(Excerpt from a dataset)

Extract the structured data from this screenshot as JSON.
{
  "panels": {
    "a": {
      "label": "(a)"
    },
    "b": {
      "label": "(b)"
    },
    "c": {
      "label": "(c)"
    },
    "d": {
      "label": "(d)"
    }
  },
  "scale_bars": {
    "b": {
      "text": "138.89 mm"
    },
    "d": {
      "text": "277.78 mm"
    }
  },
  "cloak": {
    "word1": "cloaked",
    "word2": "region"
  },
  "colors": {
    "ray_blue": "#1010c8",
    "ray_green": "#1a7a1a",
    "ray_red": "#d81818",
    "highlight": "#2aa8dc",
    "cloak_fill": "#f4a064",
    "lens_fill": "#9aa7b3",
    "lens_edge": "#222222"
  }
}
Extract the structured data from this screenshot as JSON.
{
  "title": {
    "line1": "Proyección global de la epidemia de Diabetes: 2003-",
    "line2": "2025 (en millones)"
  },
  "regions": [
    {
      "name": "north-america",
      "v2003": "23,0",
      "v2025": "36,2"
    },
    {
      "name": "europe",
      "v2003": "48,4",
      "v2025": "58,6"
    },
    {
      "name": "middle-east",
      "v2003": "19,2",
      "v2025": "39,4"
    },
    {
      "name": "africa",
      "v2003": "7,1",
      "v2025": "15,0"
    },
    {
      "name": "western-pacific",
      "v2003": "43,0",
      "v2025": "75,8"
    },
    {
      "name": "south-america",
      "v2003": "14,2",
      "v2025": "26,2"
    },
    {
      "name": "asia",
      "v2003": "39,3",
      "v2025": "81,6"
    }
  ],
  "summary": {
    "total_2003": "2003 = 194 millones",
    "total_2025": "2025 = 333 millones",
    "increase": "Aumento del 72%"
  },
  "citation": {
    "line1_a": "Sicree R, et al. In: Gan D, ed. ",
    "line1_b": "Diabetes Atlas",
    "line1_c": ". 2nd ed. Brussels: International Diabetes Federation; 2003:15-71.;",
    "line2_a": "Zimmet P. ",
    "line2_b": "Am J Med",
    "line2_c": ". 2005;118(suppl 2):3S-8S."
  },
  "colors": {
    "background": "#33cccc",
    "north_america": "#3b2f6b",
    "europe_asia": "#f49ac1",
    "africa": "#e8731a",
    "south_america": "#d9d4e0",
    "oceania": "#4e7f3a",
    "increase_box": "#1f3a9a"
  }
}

**PROBLEM STATEMENT**
Write out all the entries exactly.

**THE REPLY**
Extract the structured data from this screenshot as JSON.
{
  "panels": {
    "a": {
      "label": "(a)"
    },
    "b": {
      "label": "(b)"
    },
    "c": {
      "label": "(c)"
    },
    "d": {
      "label": "(d)"
    }
  },
  "scale_bars": {
    "b": {
      "text": "138.89 mm"
    },
    "d": {
      "text": "277.78 mm"
    }
  },
  "cloak": {
    "word1": "cloaked",
    "word2": "region"
  },
  "colors": {
    "ray_blue": "#1010c8",
    "ray_green": "#1a7a1a",
    "ray_red": "#d81818",
    "highlight": "#2aa8dc",
    "cloak_fill": "#f4a064",
    "lens_fill": "#9aa7b3",
    "lens_edge": "#222222"
  }
}
Extract the structured data from this screenshot as JSON.
{
  "title": {
    "line1": "Proyección global de la epidemia de Diabetes: 2003-",
    "line2": "2025 (en millones)"
  },
  "regions": [
    {
      "name": "north-america",
      "v2003": "23,0",
      "v2025": "36,2"
    },
    {
      "name": "europe",
      "v2003": "48,4",
      "v2025": "58,6"
    },
    {
      "name": "middle-east",
      "v2003": "19,2",
      "v2025": "39,4"
    },
    {
      "name": "africa",
      "v2003": "7,1",
      "v2025": "15,0"
    },
    {
      "name": "western-pacific",
      "v2003": "43,0",
      "v2025": "75,8"
    },
    {
      "name": "south-america",
      "v2003": "14,2",
      "v2025": "26,2"
    },
    {
      "name": "asia",
      "v2003": "39,3",
      "v2025": "81,6"
    }
  ],
  "summary": {
    "total_2003": "2003 = 194 millones",
    "total_2025": "2025 = 333 millones",
    "increase": "Aumento del 72%"
  },
  "citation": {
    "line1_a": "Sicree R, et al. In: Gan D, ed. ",
    "line1_b": "Diabetes Atlas",
    "line1_c": ". 2nd ed. Brussels: International Diabetes Federation; 2003:15-71.;",
    "line2_a": "Zimmet P. ",
    "line2_b": "Am J Med",
    "line2_c": ". 2005;118(suppl 2):3S-8S."
  },
  "colors": {
    "background": "#33cccc",
    "north_america": "#3b2f6b",
    "europe_asia": "#f49ac1",
    "africa": "#e8731a",
    "south_america": "#d9d4e0",
    "oceania": "#4e7f3a",
    "increase_box": "#1f3a9a"
  }
}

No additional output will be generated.